* **Given data**:

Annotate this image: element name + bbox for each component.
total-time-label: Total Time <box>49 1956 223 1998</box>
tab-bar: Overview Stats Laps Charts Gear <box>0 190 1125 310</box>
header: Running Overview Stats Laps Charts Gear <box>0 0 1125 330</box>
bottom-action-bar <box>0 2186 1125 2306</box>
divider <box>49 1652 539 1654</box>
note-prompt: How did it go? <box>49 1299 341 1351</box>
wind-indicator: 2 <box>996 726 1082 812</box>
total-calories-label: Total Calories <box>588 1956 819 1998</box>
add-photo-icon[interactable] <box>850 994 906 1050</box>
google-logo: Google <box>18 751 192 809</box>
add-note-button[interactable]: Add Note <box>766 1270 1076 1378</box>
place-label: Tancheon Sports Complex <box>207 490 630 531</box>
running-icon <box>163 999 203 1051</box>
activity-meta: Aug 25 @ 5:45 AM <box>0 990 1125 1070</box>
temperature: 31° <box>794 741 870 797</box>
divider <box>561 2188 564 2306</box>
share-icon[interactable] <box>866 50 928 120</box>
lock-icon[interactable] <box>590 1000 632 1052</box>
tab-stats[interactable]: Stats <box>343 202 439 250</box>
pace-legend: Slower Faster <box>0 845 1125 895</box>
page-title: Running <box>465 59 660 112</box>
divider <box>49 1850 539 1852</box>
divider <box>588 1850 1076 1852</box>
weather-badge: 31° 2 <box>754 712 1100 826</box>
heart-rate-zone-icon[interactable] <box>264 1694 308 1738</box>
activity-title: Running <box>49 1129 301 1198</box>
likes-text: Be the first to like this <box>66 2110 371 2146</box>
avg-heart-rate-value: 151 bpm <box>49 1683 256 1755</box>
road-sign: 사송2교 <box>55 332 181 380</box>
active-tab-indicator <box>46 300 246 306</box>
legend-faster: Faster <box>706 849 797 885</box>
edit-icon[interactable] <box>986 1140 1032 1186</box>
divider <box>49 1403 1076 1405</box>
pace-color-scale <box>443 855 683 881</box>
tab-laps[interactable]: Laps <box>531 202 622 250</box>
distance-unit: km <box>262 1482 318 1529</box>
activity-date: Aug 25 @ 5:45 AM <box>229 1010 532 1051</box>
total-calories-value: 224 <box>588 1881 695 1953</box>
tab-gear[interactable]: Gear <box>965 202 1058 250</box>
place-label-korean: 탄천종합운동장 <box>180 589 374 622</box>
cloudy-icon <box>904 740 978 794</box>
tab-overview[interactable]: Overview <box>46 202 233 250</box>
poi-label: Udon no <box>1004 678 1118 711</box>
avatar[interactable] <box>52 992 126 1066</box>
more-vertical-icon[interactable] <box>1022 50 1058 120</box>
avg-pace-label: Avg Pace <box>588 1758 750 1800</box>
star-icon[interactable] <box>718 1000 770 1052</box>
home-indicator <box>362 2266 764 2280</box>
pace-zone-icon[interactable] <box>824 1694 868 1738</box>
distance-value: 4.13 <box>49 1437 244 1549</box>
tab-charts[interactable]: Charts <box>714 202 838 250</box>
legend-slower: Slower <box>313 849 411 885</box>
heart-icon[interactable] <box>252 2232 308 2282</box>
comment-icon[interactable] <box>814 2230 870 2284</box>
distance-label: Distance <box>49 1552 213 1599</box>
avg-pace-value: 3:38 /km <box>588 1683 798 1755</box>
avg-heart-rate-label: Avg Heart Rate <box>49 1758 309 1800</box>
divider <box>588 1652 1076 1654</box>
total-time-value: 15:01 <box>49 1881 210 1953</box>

...

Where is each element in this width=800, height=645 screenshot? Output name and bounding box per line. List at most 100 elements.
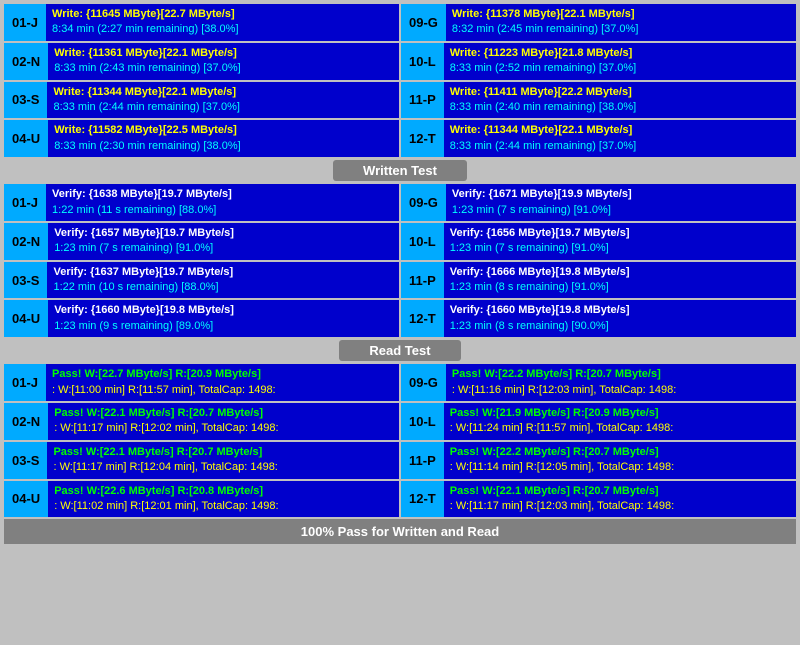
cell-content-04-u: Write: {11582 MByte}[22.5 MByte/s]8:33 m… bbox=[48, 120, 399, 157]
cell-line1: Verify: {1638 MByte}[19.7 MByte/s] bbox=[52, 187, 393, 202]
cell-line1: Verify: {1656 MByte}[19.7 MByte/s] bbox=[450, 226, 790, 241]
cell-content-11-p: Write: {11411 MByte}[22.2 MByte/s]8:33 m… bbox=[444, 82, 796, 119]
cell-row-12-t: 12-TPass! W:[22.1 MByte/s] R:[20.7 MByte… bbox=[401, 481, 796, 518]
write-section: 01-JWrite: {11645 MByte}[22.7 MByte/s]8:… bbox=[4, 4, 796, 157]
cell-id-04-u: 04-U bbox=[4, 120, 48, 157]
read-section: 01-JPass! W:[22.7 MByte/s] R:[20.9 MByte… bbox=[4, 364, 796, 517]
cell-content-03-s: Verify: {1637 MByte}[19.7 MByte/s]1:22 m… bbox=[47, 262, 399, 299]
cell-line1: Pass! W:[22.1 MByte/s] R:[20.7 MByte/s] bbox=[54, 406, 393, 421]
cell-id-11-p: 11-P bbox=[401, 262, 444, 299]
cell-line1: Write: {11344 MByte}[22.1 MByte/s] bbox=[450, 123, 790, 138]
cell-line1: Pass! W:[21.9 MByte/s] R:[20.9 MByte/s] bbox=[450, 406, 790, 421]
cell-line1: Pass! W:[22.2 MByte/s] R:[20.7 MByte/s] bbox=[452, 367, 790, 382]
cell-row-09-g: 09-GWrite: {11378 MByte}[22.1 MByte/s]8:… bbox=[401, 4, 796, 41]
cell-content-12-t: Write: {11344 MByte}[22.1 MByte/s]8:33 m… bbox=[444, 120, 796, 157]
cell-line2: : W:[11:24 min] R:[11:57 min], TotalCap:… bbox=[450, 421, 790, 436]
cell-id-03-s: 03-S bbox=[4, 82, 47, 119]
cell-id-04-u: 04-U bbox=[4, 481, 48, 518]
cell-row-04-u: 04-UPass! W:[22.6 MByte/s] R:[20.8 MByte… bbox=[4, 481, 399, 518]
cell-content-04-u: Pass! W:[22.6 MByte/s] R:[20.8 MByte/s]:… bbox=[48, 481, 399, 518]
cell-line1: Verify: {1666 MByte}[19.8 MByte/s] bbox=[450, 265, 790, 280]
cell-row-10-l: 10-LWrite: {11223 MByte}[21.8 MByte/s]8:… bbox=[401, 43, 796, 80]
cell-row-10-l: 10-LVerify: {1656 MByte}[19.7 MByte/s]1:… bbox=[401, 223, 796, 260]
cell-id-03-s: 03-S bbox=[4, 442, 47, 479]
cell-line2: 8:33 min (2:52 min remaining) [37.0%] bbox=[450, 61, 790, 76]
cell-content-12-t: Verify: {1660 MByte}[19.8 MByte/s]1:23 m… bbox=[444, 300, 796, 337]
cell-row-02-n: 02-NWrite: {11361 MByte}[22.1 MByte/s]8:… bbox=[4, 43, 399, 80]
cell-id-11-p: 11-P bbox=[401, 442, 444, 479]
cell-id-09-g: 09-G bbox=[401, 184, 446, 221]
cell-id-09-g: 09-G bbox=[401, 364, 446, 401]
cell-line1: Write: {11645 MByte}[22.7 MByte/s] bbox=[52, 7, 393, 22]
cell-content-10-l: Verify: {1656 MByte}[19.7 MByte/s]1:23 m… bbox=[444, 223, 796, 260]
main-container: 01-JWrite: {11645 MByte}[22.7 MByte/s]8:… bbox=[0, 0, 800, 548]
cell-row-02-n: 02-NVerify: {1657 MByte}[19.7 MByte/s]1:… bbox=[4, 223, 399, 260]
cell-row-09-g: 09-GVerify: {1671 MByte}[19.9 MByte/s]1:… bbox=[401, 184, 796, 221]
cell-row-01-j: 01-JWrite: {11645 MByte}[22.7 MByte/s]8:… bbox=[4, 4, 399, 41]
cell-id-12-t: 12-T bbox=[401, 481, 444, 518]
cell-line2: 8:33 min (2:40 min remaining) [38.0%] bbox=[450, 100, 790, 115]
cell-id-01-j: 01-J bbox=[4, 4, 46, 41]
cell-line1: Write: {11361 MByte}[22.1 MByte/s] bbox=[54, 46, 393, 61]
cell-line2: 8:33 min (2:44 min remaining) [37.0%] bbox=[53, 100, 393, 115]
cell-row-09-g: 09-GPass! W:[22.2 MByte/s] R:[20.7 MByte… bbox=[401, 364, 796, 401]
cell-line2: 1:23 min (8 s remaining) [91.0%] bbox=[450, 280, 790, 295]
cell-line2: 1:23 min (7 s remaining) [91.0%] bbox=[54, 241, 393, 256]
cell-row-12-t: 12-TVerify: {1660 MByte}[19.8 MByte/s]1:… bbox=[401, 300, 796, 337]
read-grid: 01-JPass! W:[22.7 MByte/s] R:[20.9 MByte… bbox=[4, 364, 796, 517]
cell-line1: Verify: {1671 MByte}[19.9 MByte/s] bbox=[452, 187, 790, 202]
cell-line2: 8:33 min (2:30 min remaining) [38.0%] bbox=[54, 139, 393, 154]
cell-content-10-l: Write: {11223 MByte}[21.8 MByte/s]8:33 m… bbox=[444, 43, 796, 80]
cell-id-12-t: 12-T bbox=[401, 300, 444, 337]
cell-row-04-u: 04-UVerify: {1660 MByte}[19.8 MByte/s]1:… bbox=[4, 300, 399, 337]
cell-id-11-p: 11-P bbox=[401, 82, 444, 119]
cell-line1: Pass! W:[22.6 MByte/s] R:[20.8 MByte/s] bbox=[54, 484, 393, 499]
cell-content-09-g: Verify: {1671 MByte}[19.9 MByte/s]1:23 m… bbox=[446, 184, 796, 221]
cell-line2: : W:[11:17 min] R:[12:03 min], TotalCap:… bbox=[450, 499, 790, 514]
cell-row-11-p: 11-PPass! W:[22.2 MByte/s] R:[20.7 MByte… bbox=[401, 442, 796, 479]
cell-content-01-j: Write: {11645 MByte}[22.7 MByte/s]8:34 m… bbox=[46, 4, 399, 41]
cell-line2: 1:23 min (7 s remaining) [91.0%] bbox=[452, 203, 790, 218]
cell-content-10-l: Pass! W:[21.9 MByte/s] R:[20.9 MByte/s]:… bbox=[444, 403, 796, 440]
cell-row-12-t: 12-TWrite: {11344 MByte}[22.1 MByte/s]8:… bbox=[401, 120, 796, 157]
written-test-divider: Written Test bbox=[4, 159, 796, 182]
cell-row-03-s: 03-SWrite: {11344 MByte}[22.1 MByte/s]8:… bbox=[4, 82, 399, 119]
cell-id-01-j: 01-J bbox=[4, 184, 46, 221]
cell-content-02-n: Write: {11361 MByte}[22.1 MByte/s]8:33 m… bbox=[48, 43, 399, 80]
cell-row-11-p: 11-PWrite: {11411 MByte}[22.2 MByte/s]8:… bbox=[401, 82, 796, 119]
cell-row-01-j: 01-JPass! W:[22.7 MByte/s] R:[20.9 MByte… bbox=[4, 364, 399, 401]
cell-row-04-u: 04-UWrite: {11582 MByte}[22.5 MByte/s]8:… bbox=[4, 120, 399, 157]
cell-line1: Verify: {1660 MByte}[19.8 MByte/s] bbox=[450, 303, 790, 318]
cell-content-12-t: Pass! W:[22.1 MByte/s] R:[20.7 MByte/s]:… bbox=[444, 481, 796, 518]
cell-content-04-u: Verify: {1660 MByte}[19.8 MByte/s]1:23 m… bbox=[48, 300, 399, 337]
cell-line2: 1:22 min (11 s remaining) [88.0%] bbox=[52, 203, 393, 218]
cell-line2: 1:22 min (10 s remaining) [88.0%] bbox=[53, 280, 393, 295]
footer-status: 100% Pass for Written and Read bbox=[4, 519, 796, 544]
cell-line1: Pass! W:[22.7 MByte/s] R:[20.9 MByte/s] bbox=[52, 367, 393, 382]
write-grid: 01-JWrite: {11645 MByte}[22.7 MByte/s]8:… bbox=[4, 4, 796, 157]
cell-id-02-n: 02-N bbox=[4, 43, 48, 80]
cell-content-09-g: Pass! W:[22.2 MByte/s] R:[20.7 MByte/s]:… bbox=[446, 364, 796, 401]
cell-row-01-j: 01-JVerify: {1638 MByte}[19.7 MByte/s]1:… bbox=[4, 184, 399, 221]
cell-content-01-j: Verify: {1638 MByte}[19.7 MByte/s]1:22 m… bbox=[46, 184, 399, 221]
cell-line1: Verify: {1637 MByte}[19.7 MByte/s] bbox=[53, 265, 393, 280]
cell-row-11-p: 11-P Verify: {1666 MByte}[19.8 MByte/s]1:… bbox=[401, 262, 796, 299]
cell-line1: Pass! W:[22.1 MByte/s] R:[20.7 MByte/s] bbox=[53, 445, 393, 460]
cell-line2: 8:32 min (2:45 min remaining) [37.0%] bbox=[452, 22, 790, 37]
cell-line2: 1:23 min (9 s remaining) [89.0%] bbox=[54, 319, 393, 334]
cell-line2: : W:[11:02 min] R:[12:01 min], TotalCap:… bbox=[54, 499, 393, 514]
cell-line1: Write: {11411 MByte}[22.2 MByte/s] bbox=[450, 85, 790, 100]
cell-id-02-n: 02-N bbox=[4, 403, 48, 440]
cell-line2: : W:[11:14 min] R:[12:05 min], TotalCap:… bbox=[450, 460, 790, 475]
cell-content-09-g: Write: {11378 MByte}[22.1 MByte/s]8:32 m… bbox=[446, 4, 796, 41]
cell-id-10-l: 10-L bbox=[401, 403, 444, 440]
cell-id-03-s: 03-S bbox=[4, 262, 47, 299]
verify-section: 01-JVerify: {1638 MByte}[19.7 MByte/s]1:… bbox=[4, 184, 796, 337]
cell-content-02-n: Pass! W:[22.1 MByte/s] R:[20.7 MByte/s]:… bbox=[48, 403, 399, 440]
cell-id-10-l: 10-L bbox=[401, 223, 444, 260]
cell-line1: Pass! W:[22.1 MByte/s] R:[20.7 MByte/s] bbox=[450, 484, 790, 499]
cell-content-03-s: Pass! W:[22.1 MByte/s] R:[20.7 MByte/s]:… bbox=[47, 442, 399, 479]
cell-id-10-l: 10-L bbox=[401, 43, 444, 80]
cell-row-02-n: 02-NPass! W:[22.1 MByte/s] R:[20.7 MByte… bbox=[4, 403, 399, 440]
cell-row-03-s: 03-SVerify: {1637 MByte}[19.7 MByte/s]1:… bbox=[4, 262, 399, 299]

* **Instructions for the task**:
Reproduce verbatim the item lines from the one containing "bbox=[48, 120, 399, 157]" through the one containing "cell-id-04-u: 04-U bbox=[4, 481, 48, 518]", including both.

* **Answer in full**:
cell-content-04-u: Write: {11582 MByte}[22.5 MByte/s]8:33 m… bbox=[48, 120, 399, 157]
cell-line1: Verify: {1638 MByte}[19.7 MByte/s] bbox=[52, 187, 393, 202]
cell-line1: Verify: {1656 MByte}[19.7 MByte/s] bbox=[450, 226, 790, 241]
cell-content-11-p: Write: {11411 MByte}[22.2 MByte/s]8:33 m… bbox=[444, 82, 796, 119]
cell-row-12-t: 12-TPass! W:[22.1 MByte/s] R:[20.7 MByte… bbox=[401, 481, 796, 518]
write-section: 01-JWrite: {11645 MByte}[22.7 MByte/s]8:… bbox=[4, 4, 796, 157]
cell-id-04-u: 04-U bbox=[4, 120, 48, 157]
read-section: 01-JPass! W:[22.7 MByte/s] R:[20.9 MByte… bbox=[4, 364, 796, 517]
cell-content-03-s: Verify: {1637 MByte}[19.7 MByte/s]1:22 m… bbox=[47, 262, 399, 299]
cell-line1: Pass! W:[22.1 MByte/s] R:[20.7 MByte/s] bbox=[54, 406, 393, 421]
cell-id-11-p: 11-P bbox=[401, 262, 444, 299]
cell-line1: Write: {11344 MByte}[22.1 MByte/s] bbox=[450, 123, 790, 138]
cell-line1: Pass! W:[21.9 MByte/s] R:[20.9 MByte/s] bbox=[450, 406, 790, 421]
cell-line1: Pass! W:[22.2 MByte/s] R:[20.7 MByte/s] bbox=[452, 367, 790, 382]
cell-row-09-g: 09-GWrite: {11378 MByte}[22.1 MByte/s]8:… bbox=[401, 4, 796, 41]
cell-content-12-t: Write: {11344 MByte}[22.1 MByte/s]8:33 m… bbox=[444, 120, 796, 157]
cell-line2: : W:[11:24 min] R:[11:57 min], TotalCap:… bbox=[450, 421, 790, 436]
cell-id-03-s: 03-S bbox=[4, 82, 47, 119]
cell-id-04-u: 04-U bbox=[4, 481, 48, 518]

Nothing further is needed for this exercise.